### What to work on:
Filter the records below for the word "Scheduler". Keep each line that has it.

Records from a data source:
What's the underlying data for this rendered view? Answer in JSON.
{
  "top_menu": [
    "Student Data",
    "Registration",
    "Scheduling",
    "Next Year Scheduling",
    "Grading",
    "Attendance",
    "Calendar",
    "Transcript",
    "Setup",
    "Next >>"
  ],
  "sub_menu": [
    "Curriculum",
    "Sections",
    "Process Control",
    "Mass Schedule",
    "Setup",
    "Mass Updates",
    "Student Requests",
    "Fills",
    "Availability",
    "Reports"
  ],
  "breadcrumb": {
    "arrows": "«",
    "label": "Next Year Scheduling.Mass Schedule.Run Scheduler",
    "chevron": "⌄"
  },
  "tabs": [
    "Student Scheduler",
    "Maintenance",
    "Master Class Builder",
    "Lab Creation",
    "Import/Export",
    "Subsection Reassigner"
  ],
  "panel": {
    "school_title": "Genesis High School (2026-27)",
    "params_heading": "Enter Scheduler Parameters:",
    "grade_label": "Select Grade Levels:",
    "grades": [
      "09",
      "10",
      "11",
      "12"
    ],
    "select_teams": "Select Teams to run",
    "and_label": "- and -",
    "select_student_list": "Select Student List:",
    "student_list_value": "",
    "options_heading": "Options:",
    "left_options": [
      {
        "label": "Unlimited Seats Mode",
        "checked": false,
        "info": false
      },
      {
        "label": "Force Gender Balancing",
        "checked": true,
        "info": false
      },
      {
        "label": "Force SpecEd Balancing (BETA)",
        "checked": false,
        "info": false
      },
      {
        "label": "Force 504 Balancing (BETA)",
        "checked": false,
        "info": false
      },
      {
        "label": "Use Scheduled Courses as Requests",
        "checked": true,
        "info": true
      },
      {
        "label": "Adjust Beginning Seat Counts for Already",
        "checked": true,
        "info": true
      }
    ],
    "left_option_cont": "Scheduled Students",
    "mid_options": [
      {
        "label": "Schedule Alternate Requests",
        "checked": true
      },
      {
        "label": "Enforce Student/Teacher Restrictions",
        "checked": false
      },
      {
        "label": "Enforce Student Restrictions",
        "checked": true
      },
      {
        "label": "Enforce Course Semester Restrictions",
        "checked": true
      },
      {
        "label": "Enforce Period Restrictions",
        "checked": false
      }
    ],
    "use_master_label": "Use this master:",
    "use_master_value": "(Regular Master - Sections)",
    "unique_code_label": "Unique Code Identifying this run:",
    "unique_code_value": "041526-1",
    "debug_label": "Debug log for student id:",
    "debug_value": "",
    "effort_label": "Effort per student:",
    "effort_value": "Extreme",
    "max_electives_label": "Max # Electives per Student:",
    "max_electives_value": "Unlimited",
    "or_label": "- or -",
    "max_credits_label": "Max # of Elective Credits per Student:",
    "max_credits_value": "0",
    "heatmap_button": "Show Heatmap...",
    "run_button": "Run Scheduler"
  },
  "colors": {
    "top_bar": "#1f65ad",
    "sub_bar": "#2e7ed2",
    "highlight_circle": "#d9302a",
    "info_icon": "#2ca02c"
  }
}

### Exercise solution:
    "label": "Next Year Scheduling.Mass Schedule.Run Scheduler",
    "Student Scheduler",
    "params_heading": "Enter Scheduler Parameters:",
    "run_button": "Run Scheduler"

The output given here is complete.